— start Source extract —

Yes. And Scott, on the second piece, we didn't support the action that the Texas Railroad Commission was hearing in terms of forced curtailments across industries or across all of Texas. We think the market is working and will work, and we're going to see probably more of what we've been talking about today in terms of deferrals coming, whether they're involuntary or voluntary with the way -- everybody saw what the inventory build was last week, and we expect that to continue. And like most people are predicting, we'll reach inventory fill sometime in May. And the markets are going to make this happen.

Operator

operator
#59

Our next question comes from Bob Brackett from Bernstein Research.

Bob Brackett

analyst
#60

I think a number of my questions have been asked, so I'll ask a somewhat wonky question on Surmont. So what is the process of shutting in a SAGD? Are you shutting in phases? Are you shutting in pads? How do I think about the steam oil ratio? Are you still injecting sort of 3 units of steam for every unit of oil? And finally, what's that sort of split between, call it, fixed OpEx and variable OpEx for that operation?

Matthew Fox

executive
#61

Yes. Bob, maybe I'll take that. The -- yes, in Surmont, the -- because it's a SAGD operation, some of the pads, some of the well payers would require continued steam to maintain the temperature and the pressure. And some of them, for example, have overlying water. And you want to make sure that you're holding that overlying water by continuing to put steam in the steam chambers. Some of the steam chambers that are less mature have less overall heat in them and, therefore, require a bit more heat to stop the water from condensing. So basically, what we can do or our guys in Canada can do is they can basically move from well to well and make sure that they're managing that such that we don't have any flooding of the injectors by water that's condensing. So it's an active process, an active management process. And the 35,000 barrels a day gross it would come down to, we think, is the minimum that we need to maintain production. In terms of variable operating cost, in Surmont, the variable operating cost is roughly $4 a barrel. The -- it's mostly gas cost.

Bob Brackett

analyst
#62

And what would the fixed OpEx per barrel be then?

Matthew Fox

executive
#63

So the -- I don't have the fixed OpEx off the top of my head. Actually, we've been looking at the variable recently. So I can't give you that number right now.

— end Source extract —

Repeat the earnings call excerpt above word for word, starting at "So the -- I" and continuing down to "number right now.".

— start Extracted entries —

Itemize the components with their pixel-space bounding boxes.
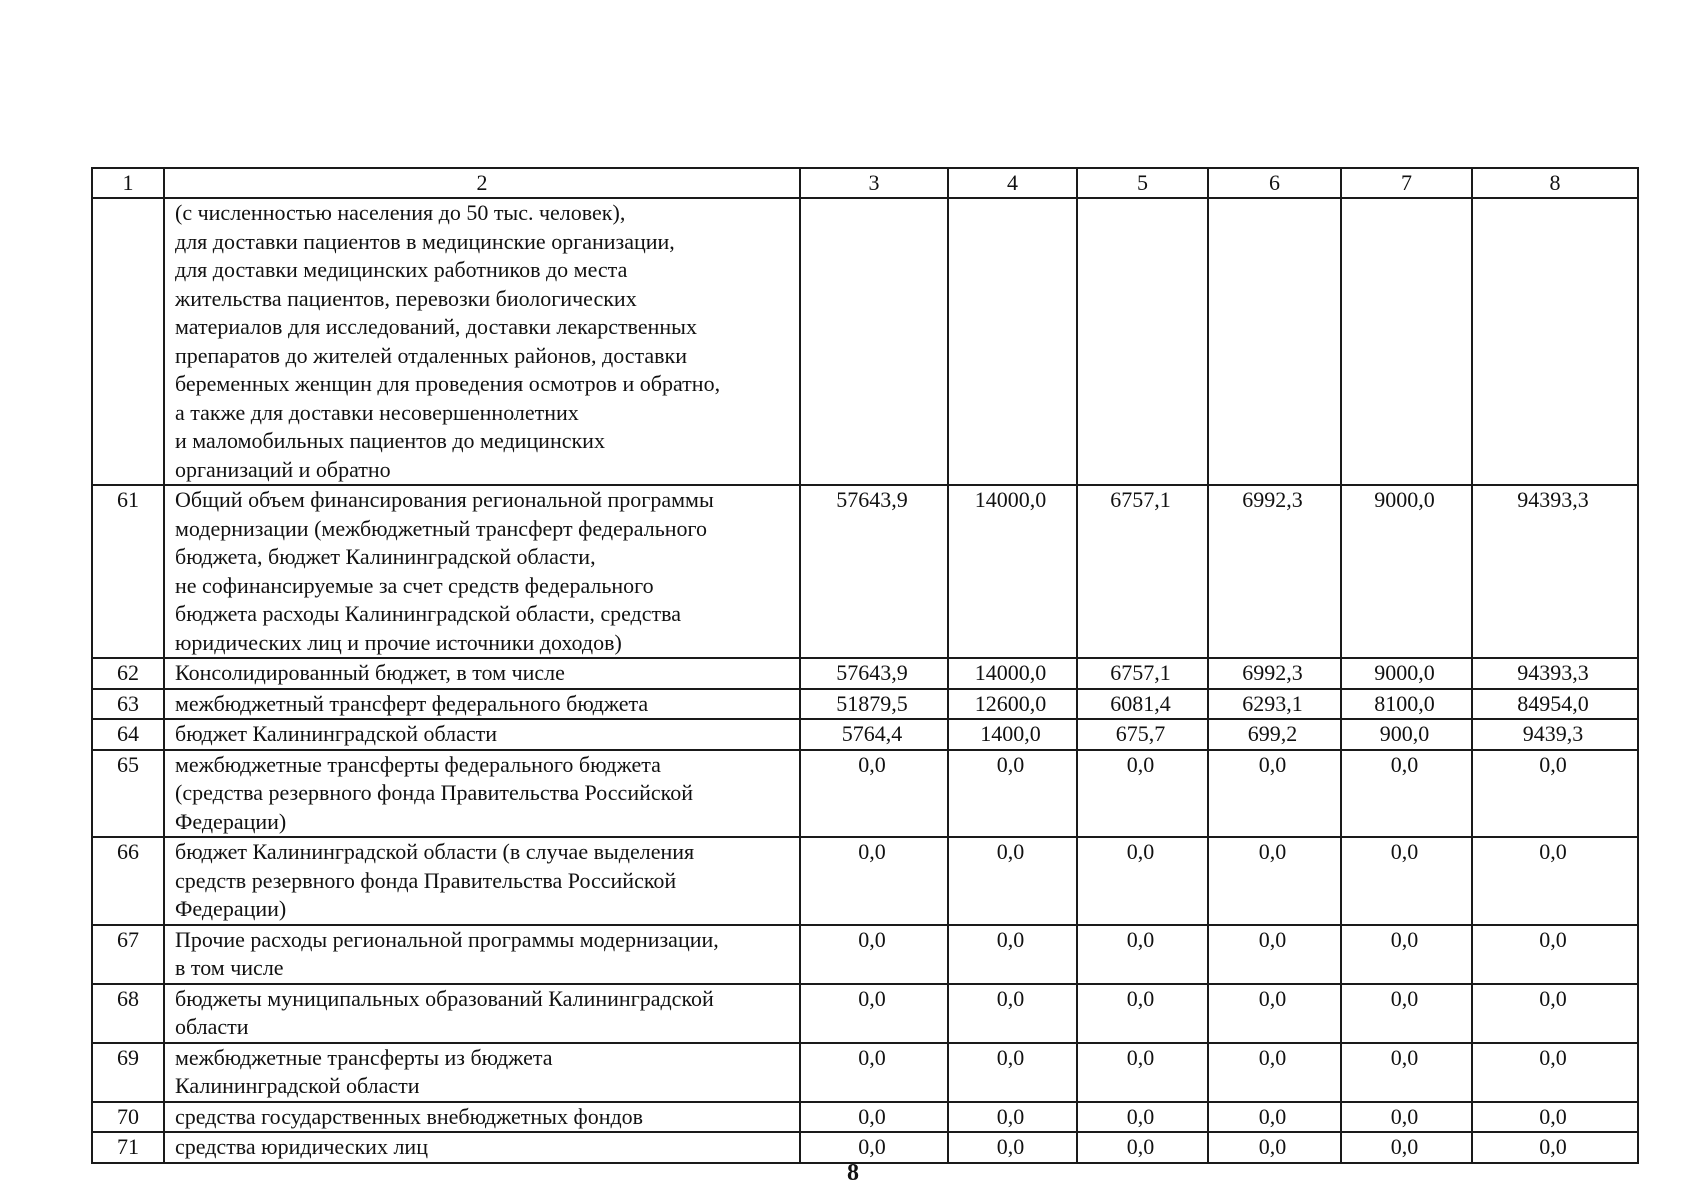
value-cell: 1400,0 (948, 719, 1077, 750)
row-description: бюджет Калининградской области (в случае выделения средств резервного фонда Правительства Российской Федерации) (164, 837, 800, 925)
table-row (92, 689, 1638, 720)
column-header: 1 (92, 168, 164, 198)
column-header: 3 (800, 168, 948, 198)
value-cell: 0,0 (948, 750, 1077, 838)
value-cell: 0,0 (1472, 837, 1638, 925)
value-cell: 9000,0 (1341, 485, 1472, 658)
value-cell: 0,0 (1208, 750, 1341, 838)
row-number: 62 (92, 658, 164, 689)
row-description: межбюджетный трансферт федерального бюджета (164, 689, 800, 720)
value-cell (1341, 198, 1472, 485)
value-cell: 5764,4 (800, 719, 948, 750)
value-cell: 6992,3 (1208, 485, 1341, 658)
value-cell: 0,0 (1472, 1132, 1638, 1163)
row-description: (с численностью населения до 50 тыс. человек), для доставки пациентов в медицинские организации, для доставки медицинских работников до места жительства пациентов, перевозки биологических материалов для исследований, доставки лекарственных препаратов до жителей отдаленных районов, доставки беременных женщин для проведения осмотров и обратно, а также для доставки несовершеннолетних и маломобильных пациентов до медицинских организаций и обратно (164, 198, 800, 485)
row-description: Консолидированный бюджет, в том числе (164, 658, 800, 689)
value-cell: 12600,0 (948, 689, 1077, 720)
column-header: 2 (164, 168, 800, 198)
value-cell: 0,0 (948, 837, 1077, 925)
value-cell: 0,0 (1472, 1102, 1638, 1133)
table-row (92, 485, 1638, 658)
row-description: бюджет Калининградской области (164, 719, 800, 750)
value-cell: 0,0 (1208, 925, 1341, 984)
value-cell: 0,0 (800, 837, 948, 925)
table-row (92, 1132, 1638, 1163)
value-cell: 0,0 (948, 1043, 1077, 1102)
row-description: межбюджетные трансферты из бюджета Калининградской области (164, 1043, 800, 1102)
value-cell: 0,0 (948, 1102, 1077, 1133)
table-row (92, 984, 1638, 1043)
value-cell: 0,0 (1472, 750, 1638, 838)
value-cell: 8100,0 (1341, 689, 1472, 720)
budget-table (91, 167, 1639, 1164)
value-cell: 0,0 (1341, 1132, 1472, 1163)
table-header-row (92, 168, 1638, 198)
value-cell (948, 198, 1077, 485)
row-number: 63 (92, 689, 164, 720)
row-description: средства государственных внебюджетных фондов (164, 1102, 800, 1133)
column-header: 8 (1472, 168, 1638, 198)
value-cell: 0,0 (1077, 750, 1208, 838)
value-cell: 0,0 (800, 925, 948, 984)
page-number: 8 (847, 1160, 859, 1186)
value-cell: 6757,1 (1077, 658, 1208, 689)
value-cell: 14000,0 (948, 658, 1077, 689)
value-cell: 0,0 (1472, 1043, 1638, 1102)
value-cell: 0,0 (1341, 984, 1472, 1043)
value-cell: 900,0 (1341, 719, 1472, 750)
table-row (92, 1102, 1638, 1133)
value-cell: 0,0 (1077, 1132, 1208, 1163)
row-description: межбюджетные трансферты федерального бюджета (средства резервного фонда Правительства Российской Федерации) (164, 750, 800, 838)
value-cell: 0,0 (800, 984, 948, 1043)
value-cell: 0,0 (1341, 837, 1472, 925)
value-cell: 0,0 (1341, 1043, 1472, 1102)
row-number: 65 (92, 750, 164, 838)
column-header: 5 (1077, 168, 1208, 198)
value-cell: 0,0 (1341, 925, 1472, 984)
value-cell: 0,0 (1341, 750, 1472, 838)
value-cell: 6992,3 (1208, 658, 1341, 689)
row-number: 61 (92, 485, 164, 658)
value-cell: 94393,3 (1472, 485, 1638, 658)
row-number: 68 (92, 984, 164, 1043)
row-description: средства юридических лиц (164, 1132, 800, 1163)
value-cell: 14000,0 (948, 485, 1077, 658)
row-description: бюджеты муниципальных образований Калининградской области (164, 984, 800, 1043)
column-header: 6 (1208, 168, 1341, 198)
row-description: Общий объем финансирования региональной программы модернизации (межбюджетный трансферт федерального бюджета, бюджет Калининградской области, не софинансируемые за счет средств федерального бюджета расходы Калининградской области, средства юридических лиц и прочие источники доходов) (164, 485, 800, 658)
value-cell (1472, 198, 1638, 485)
table-row (92, 719, 1638, 750)
value-cell: 57643,9 (800, 658, 948, 689)
value-cell: 0,0 (1077, 1102, 1208, 1133)
value-cell: 0,0 (1077, 925, 1208, 984)
value-cell: 0,0 (800, 1102, 948, 1133)
row-number: 70 (92, 1102, 164, 1133)
value-cell: 9439,3 (1472, 719, 1638, 750)
value-cell: 0,0 (1472, 984, 1638, 1043)
value-cell: 0,0 (948, 925, 1077, 984)
value-cell: 699,2 (1208, 719, 1341, 750)
column-header: 4 (948, 168, 1077, 198)
table-row (92, 837, 1638, 925)
value-cell (1077, 198, 1208, 485)
value-cell: 0,0 (948, 1132, 1077, 1163)
value-cell: 0,0 (1208, 837, 1341, 925)
table-row (92, 658, 1638, 689)
row-description: Прочие расходы региональной программы модернизации, в том числе (164, 925, 800, 984)
value-cell: 6293,1 (1208, 689, 1341, 720)
value-cell: 0,0 (1077, 1043, 1208, 1102)
value-cell (1208, 198, 1341, 485)
table-row (92, 1043, 1638, 1102)
value-cell: 0,0 (1077, 984, 1208, 1043)
value-cell: 0,0 (1208, 1043, 1341, 1102)
row-number: 64 (92, 719, 164, 750)
value-cell: 6757,1 (1077, 485, 1208, 658)
row-number: 71 (92, 1132, 164, 1163)
value-cell: 9000,0 (1341, 658, 1472, 689)
value-cell: 84954,0 (1472, 689, 1638, 720)
row-number: 66 (92, 837, 164, 925)
value-cell: 0,0 (800, 750, 948, 838)
value-cell: 57643,9 (800, 485, 948, 658)
value-cell: 0,0 (1208, 1102, 1341, 1133)
table-row (92, 925, 1638, 984)
row-number: 69 (92, 1043, 164, 1102)
value-cell (800, 198, 948, 485)
column-header: 7 (1341, 168, 1472, 198)
table-row (92, 198, 1638, 485)
value-cell: 0,0 (1208, 1132, 1341, 1163)
value-cell: 6081,4 (1077, 689, 1208, 720)
row-number: 67 (92, 925, 164, 984)
value-cell: 0,0 (948, 984, 1077, 1043)
value-cell: 0,0 (1341, 1102, 1472, 1133)
row-number (92, 198, 164, 485)
table-row (92, 750, 1638, 838)
value-cell: 0,0 (1472, 925, 1638, 984)
value-cell: 0,0 (800, 1043, 948, 1102)
value-cell: 675,7 (1077, 719, 1208, 750)
value-cell: 51879,5 (800, 689, 948, 720)
value-cell: 0,0 (1077, 837, 1208, 925)
value-cell: 0,0 (1208, 984, 1341, 1043)
value-cell: 94393,3 (1472, 658, 1638, 689)
value-cell: 0,0 (800, 1132, 948, 1163)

— end Extracted entries —

» Reply to the task:
So the -- I don't have the fixed OpEx off the top of my head. Actually, we've been looking at the variable recently. So I can't give you that number right now.